What you need to do: The text of every record, exactly as given and with no pictures, should be your output.

--- Data under study ---

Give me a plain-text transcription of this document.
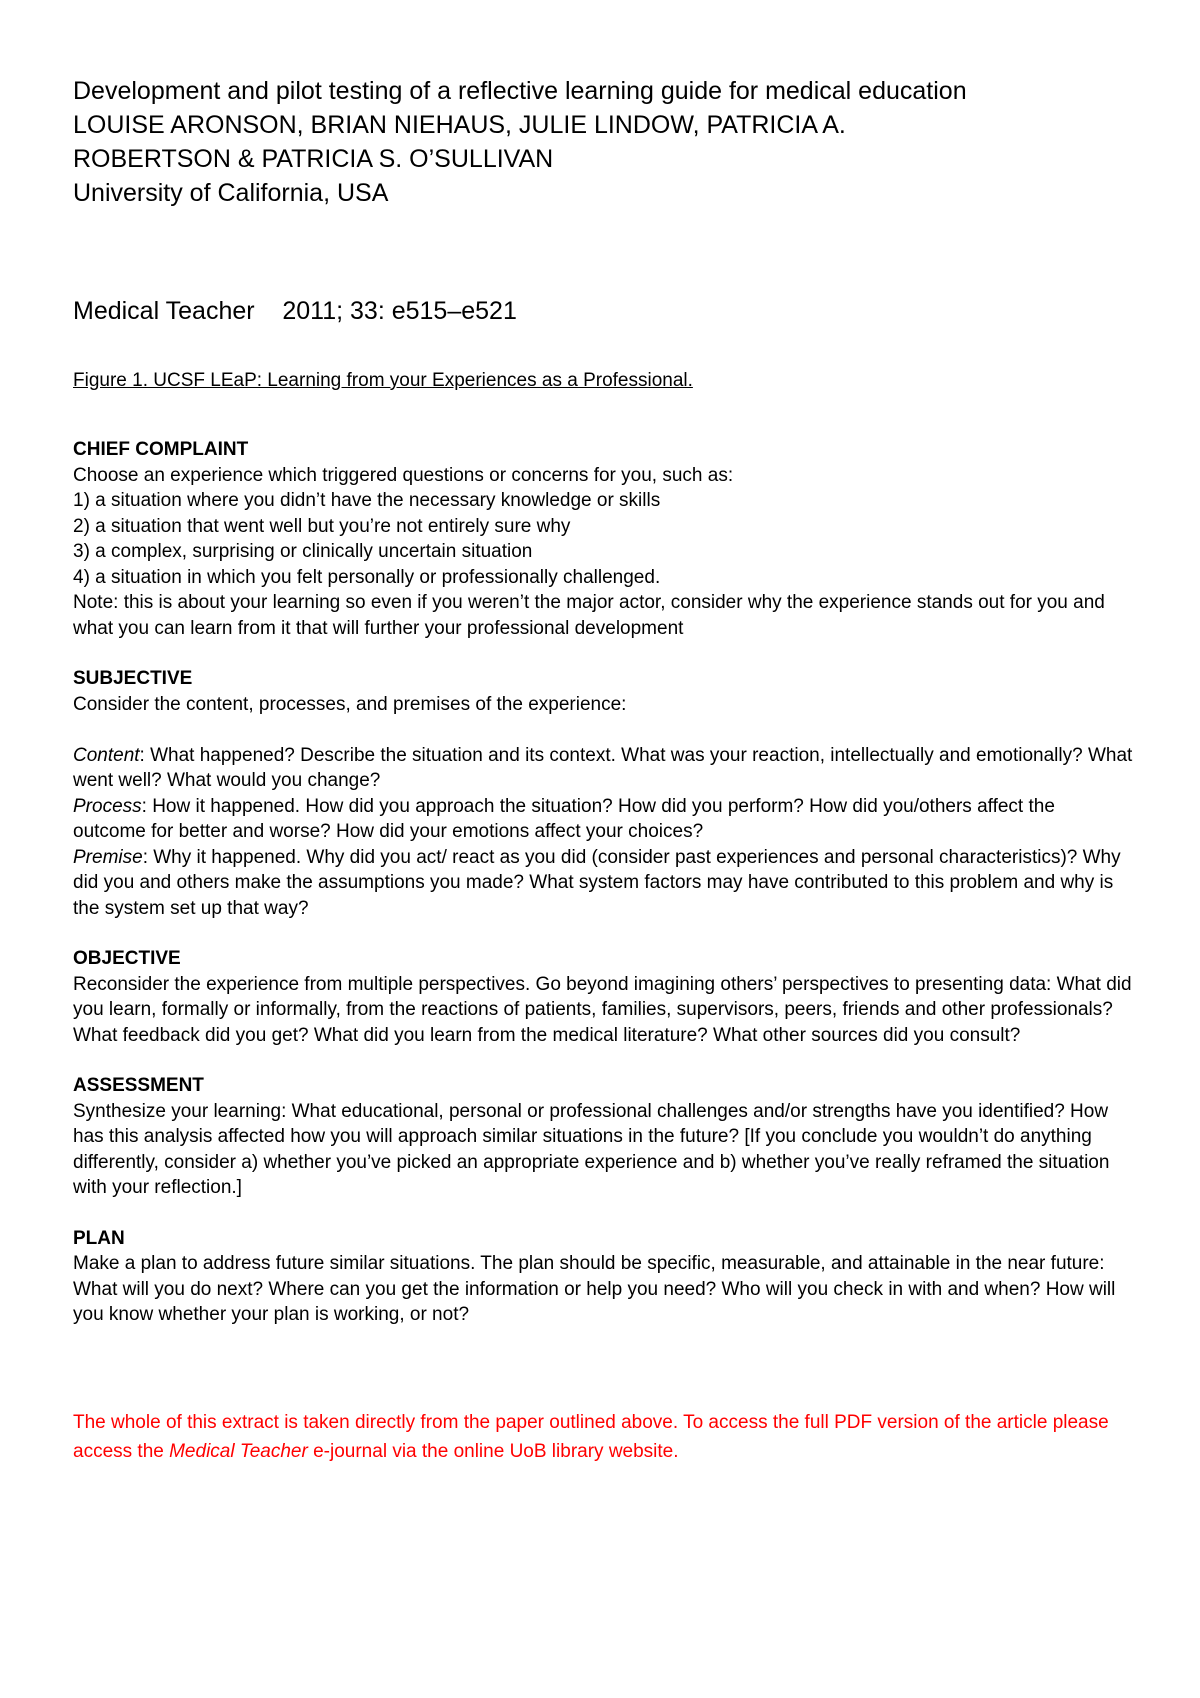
Development and pilot testing of a reflective learning guide for medical education
LOUISE ARONSON, BRIAN NIEHAUS, JULIE LINDOW, PATRICIA A.
ROBERTSON & PATRICIA S. O’SULLIVAN
University of California, USA
Medical Teacher    2011; 33: e515–e521
Figure 1. UCSF LEaP: Learning from your Experiences as a Professional.
CHIEF COMPLAINT
Choose an experience which triggered questions or concerns for you, such as:
1) a situation where you didn’t have the necessary knowledge or skills
2) a situation that went well but you’re not entirely sure why
3) a complex, surprising or clinically uncertain situation
4) a situation in which you felt personally or professionally challenged.
Note: this is about your learning so even if you weren’t the major actor, consider why the experience stands out for you and what you can learn from it that will further your professional development
SUBJECTIVE
Consider the content, processes, and premises of the experience:
Content: What happened? Describe the situation and its context. What was your reaction, intellectually and emotionally? What went well? What would you change?
Process: How it happened. How did you approach the situation? How did you perform? How did you/others affect the outcome for better and worse? How did your emotions affect your choices?
Premise: Why it happened. Why did you act/ react as you did (consider past experiences and personal characteristics)? Why did you and others make the assumptions you made? What system factors may have contributed to this problem and why is the system set up that way?
OBJECTIVE
Reconsider the experience from multiple perspectives. Go beyond imagining others’ perspectives to presenting data: What did you learn, formally or informally, from the reactions of patients, families, supervisors, peers, friends and other professionals? What feedback did you get? What did you learn from the medical literature? What other sources did you consult?
ASSESSMENT
Synthesize your learning: What educational, personal or professional challenges and/or strengths have you identified? How has this analysis affected how you will approach similar situations in the future? [If you conclude you wouldn’t do anything differently, consider a) whether you’ve picked an appropriate experience and b) whether you’ve really reframed the situation with your reflection.]
PLAN
Make a plan to address future similar situations. The plan should be specific, measurable, and attainable in the near future: What will you do next? Where can you get the information or help you need? Who will you check in with and when? How will you know whether your plan is working, or not?
The whole of this extract is taken directly from the paper outlined above. To access the full PDF version of the article please access the Medical Teacher e-journal via the online UoB library website.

---

Result below:
Give me a plain-text transcription of this document.
Development and pilot testing of a reflective learning guide for medical education
LOUISE ARONSON, BRIAN NIEHAUS, JULIE LINDOW, PATRICIA A.
ROBERTSON & PATRICIA S. O’SULLIVAN
University of California, USA
Medical Teacher    2011; 33: e515–e521
Figure 1. UCSF LEaP: Learning from your Experiences as a Professional.
CHIEF COMPLAINT
Choose an experience which triggered questions or concerns for you, such as:
1) a situation where you didn’t have the necessary knowledge or skills
2) a situation that went well but you’re not entirely sure why
3) a complex, surprising or clinically uncertain situation
4) a situation in which you felt personally or professionally challenged.
Note: this is about your learning so even if you weren’t the major actor, consider why the experience stands out for you and what you can learn from it that will further your professional development
SUBJECTIVE
Consider the content, processes, and premises of the experience:
Content: What happened? Describe the situation and its context. What was your reaction, intellectually and emotionally? What went well? What would you change?
Process: How it happened. How did you approach the situation? How did you perform? How did you/others affect the outcome for better and worse? How did your emotions affect your choices?
Premise: Why it happened. Why did you act/ react as you did (consider past experiences and personal characteristics)? Why did you and others make the assumptions you made? What system factors may have contributed to this problem and why is the system set up that way?
OBJECTIVE
Reconsider the experience from multiple perspectives. Go beyond imagining others’ perspectives to presenting data: What did you learn, formally or informally, from the reactions of patients, families, supervisors, peers, friends and other professionals? What feedback did you get? What did you learn from the medical literature? What other sources did you consult?
ASSESSMENT
Synthesize your learning: What educational, personal or professional challenges and/or strengths have you identified? How has this analysis affected how you will approach similar situations in the future? [If you conclude you wouldn’t do anything differently, consider a) whether you’ve picked an appropriate experience and b) whether you’ve really reframed the situation with your reflection.]
PLAN
Make a plan to address future similar situations. The plan should be specific, measurable, and attainable in the near future: What will you do next? Where can you get the information or help you need? Who will you check in with and when? How will you know whether your plan is working, or not?
The whole of this extract is taken directly from the paper outlined above. To access the full PDF version of the article please access the Medical Teacher e-journal via the online UoB library website.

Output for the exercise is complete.